• _Work to complete_
From the listing below, count the lines where the string "Roscii" occurs. Give the number, with no other words.

• _Exercise inputs_
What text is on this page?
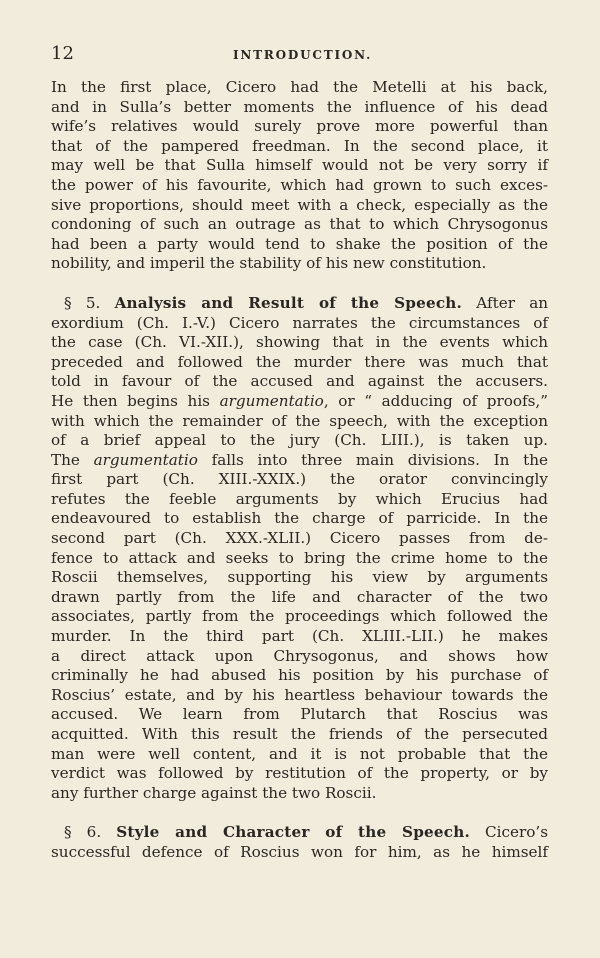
12	INTRODUCTION.
In the first place, Cicero had the Metelli at his back,
and in Sulla’s better moments the influence of his dead
wife’s relatives would surely prove more powerful than
that of the pampered freedman. In the second place, it
may well be that Sulla himself would not be very sorry if
the power of his favourite, which had grown to such exces-
sive proportions, should meet with a check, especially as the
condoning of such an outrage as that to which Chrysogonus
had been a party would tend to shake the position of the
nobility, and imperil the stability of his new constitution.
§ 5. Analysis and Result of the Speech. After an
exordium (Ch. I.-V.) Cicero narrates the circumstances of
the case (Ch. VI.-XII.), showing that in the events which
preceded and followed the murder there was much that
told in favour of the accused and against the accusers.
He then begins his argumentatio, or “ adducing of proofs,”
with which the remainder of the speech, with the exception
of a brief appeal to the jury (Ch. LIII.), is taken up.
The argumentatio falls into three main divisions. In the
first part (Ch. XIII.-XXIX.) the orator convincingly
refutes the feeble arguments by which Erucius had
endeavoured to establish the charge of parricide. In the
second part (Ch. XXX.-XLII.) Cicero passes from de-
fence to attack and seeks to bring the crime home to the
Roscii themselves, supporting his view by arguments
drawn partly from the life and character of the two
associates, partly from the proceedings which followed the
murder. In the third part (Ch. XLIII.-LII.) he makes
a direct attack upon Chrysogonus, and shows how
criminally he had abused his position by his purchase of
Roscius’ estate, and by his heartless behaviour towards the
accused. We learn from Plutarch that Roscius was
acquitted. With this result the friends of the persecuted
man were well content, and it is not probable that the
verdict was followed by restitution of the property, or by
any further charge against the two Roscii.
§ 6. Style and Character of the Speech. Cicero’s
successful defence of Roscius won for him, as he himself
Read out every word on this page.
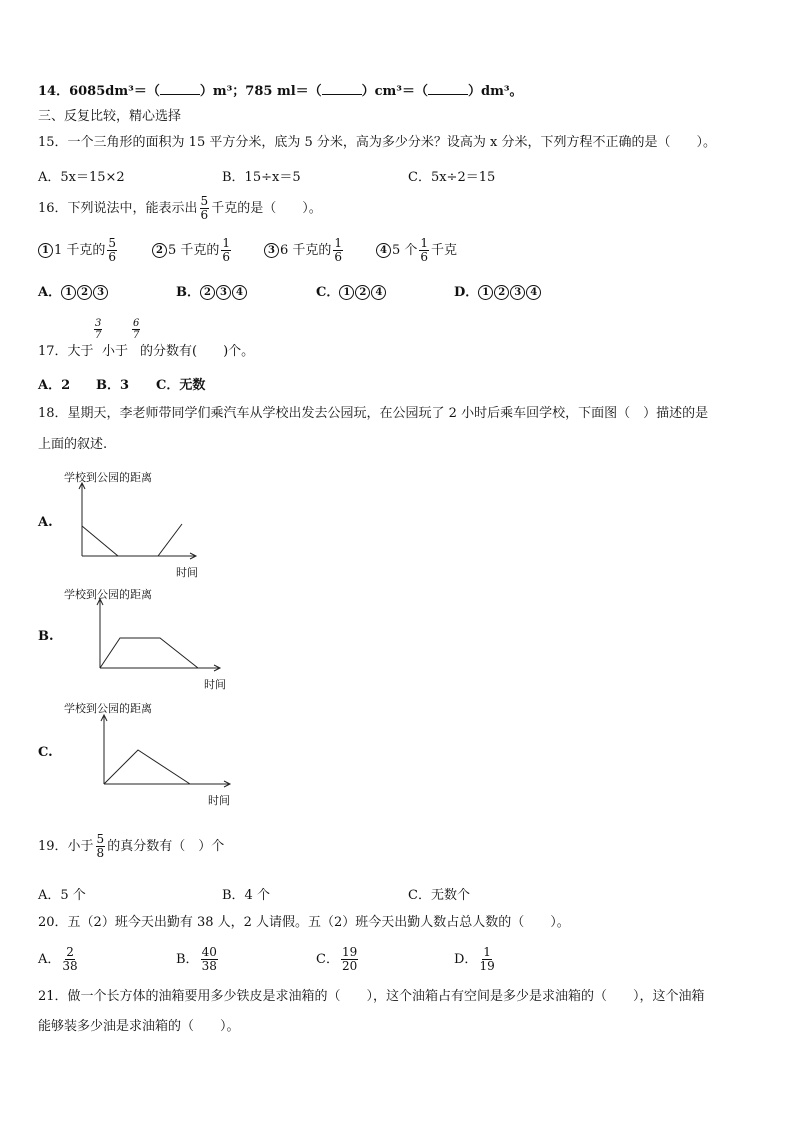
14．6085dm³＝（	）m³；785 ml＝（	）cm³＝（	）dm³。
三、反复比较，精心选择
15．一个三角形的面积为 15 平方分米，底为 5 分米，高为多少分米？设高为 x 分米，下列方程不正确的是（　　）。
A．5x＝15×2	B．15÷x＝5	C．5x÷2＝15
16．下列说法中，能表示出 $\frac{5}{6}$ 千克的是（　　）。
1 1 千克的 $\frac{5}{6}$	2 5 千克的 $\frac{1}{6}$	3 6 千克的 $\frac{1}{6}$	4 5 个 $\frac{1}{6}$ 千克
A． 1 2 3	B． 2 3 4	C． 1 2 4	D． 1 2 3 4
17．大于
$\frac{3}{7}$
小于
$\frac{6}{7}$
的分数有(　　)个。
A．2 B．3 C．无数
18．星期天，李老师带同学们乘汽车从学校出发去公园玩，在公园玩了 2 小时后乘车回学校，下面图（　）描述的是
上面的叙述.
A.
学校到公园的距离
时间
B.
学校到公园的距离
时间
C.
学校到公园的距离
时间
19．小于 $\frac{5}{8}$ 的真分数有（　）个
A．5 个	B．4 个	C．无数个
20．五（2）班今天出勤有 38 人，2 人请假。五（2）班今天出勤人数占总人数的（　　）。
A． $\frac{2}{38}$	B． $\frac{40}{38}$	C． $\frac{19}{20}$	D． $\frac{1}{19}$
21．做一个长方体的油箱要用多少铁皮是求油箱的（　　），这个油箱占有空间是多少是求油箱的（　　），这个油箱
能够装多少油是求油箱的（　　）。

• _Response for this exercise_
2